Records from a data source:
────────────────────────────────────────

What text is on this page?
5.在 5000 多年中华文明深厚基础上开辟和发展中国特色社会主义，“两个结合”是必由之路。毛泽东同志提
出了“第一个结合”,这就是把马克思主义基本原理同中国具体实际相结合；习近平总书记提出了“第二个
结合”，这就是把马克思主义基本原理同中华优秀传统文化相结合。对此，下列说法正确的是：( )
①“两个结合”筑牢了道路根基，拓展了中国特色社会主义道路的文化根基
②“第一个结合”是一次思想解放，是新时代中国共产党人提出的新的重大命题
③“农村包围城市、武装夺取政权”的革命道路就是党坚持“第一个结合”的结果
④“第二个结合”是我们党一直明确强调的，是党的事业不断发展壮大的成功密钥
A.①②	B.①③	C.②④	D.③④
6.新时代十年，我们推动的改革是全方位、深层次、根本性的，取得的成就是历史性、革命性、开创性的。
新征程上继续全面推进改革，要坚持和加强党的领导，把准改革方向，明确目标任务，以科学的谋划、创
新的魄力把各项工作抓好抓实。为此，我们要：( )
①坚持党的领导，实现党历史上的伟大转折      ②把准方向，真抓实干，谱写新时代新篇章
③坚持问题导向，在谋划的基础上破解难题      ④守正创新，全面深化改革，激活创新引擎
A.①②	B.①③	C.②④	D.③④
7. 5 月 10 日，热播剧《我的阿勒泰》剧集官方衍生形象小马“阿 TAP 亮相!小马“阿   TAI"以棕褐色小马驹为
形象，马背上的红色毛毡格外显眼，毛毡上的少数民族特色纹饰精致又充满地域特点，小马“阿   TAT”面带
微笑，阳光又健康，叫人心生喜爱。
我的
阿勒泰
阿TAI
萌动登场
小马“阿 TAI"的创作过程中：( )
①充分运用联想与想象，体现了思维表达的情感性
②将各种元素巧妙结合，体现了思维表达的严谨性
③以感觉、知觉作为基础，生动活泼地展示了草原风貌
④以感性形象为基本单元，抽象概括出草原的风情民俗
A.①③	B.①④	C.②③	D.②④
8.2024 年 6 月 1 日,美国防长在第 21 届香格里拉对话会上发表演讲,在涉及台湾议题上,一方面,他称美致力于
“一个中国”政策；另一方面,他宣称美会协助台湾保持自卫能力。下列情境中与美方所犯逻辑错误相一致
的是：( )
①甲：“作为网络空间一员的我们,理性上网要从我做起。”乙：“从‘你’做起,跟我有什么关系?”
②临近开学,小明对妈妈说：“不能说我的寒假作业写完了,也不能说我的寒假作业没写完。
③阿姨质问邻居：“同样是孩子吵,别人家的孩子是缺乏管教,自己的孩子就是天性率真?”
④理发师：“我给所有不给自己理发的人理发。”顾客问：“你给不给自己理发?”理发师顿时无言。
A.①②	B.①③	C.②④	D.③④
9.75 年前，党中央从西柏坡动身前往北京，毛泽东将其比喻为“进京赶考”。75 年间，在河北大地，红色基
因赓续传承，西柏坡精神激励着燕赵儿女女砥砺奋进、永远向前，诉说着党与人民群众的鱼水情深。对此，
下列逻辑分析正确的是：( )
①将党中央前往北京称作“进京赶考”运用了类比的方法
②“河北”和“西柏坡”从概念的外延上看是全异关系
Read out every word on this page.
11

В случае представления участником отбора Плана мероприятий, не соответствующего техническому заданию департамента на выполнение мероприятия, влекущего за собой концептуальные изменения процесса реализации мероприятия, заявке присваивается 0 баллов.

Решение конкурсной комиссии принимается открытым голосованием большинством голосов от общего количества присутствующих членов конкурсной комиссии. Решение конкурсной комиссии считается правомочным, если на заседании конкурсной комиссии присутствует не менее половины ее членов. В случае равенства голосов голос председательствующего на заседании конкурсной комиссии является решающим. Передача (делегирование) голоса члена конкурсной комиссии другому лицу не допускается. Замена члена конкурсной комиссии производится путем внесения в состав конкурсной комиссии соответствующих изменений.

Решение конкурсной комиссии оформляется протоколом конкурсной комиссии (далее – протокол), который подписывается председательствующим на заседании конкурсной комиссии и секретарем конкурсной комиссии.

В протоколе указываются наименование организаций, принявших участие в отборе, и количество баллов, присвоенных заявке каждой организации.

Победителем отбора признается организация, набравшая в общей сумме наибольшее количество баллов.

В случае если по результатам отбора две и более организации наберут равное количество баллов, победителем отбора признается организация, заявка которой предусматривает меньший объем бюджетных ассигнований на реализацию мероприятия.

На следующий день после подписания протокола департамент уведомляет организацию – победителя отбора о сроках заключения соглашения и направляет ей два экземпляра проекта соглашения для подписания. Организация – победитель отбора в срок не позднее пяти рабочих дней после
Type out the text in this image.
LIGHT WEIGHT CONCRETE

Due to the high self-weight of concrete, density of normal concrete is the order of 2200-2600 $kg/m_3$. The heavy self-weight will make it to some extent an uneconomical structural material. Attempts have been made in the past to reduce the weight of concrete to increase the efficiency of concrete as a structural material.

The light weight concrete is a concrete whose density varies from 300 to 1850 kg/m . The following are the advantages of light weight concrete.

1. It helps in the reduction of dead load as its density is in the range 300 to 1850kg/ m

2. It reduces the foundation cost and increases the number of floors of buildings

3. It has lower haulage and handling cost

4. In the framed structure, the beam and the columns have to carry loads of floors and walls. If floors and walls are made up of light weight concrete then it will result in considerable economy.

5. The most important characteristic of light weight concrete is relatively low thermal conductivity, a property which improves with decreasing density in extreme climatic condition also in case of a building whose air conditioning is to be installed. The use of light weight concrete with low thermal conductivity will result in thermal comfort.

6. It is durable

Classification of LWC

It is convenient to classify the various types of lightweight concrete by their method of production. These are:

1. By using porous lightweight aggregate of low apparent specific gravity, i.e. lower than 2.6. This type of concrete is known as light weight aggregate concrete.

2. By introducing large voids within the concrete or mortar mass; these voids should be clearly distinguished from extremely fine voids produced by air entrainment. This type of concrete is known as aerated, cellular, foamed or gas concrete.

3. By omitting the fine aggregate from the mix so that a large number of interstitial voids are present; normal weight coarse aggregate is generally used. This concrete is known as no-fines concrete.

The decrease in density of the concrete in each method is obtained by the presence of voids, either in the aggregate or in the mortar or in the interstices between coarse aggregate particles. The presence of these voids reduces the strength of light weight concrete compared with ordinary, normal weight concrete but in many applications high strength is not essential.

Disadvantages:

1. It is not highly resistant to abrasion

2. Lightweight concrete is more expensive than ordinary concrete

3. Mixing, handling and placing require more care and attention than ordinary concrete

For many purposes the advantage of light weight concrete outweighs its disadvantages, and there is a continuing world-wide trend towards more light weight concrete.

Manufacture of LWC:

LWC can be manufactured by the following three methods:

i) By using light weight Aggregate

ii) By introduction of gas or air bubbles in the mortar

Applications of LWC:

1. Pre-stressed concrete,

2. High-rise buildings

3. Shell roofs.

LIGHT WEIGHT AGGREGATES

────────────────────────────────────────

Show each line in the entries that holds the string "coarse".

3. By omitting the fine aggregate from the mix so that a large number of interstitial voids are present; normal weight coarse aggregate is generally used. This concrete is known as no-fines concrete.
The decrease in density of the concrete in each method is obtained by the presence of voids, either in the aggregate or in the mortar or in the interstices between coarse aggregate particles. The presence of these voids reduces the strength of light weight concrete compared with ordinary, normal weight concrete but in many applications high strength is not essential.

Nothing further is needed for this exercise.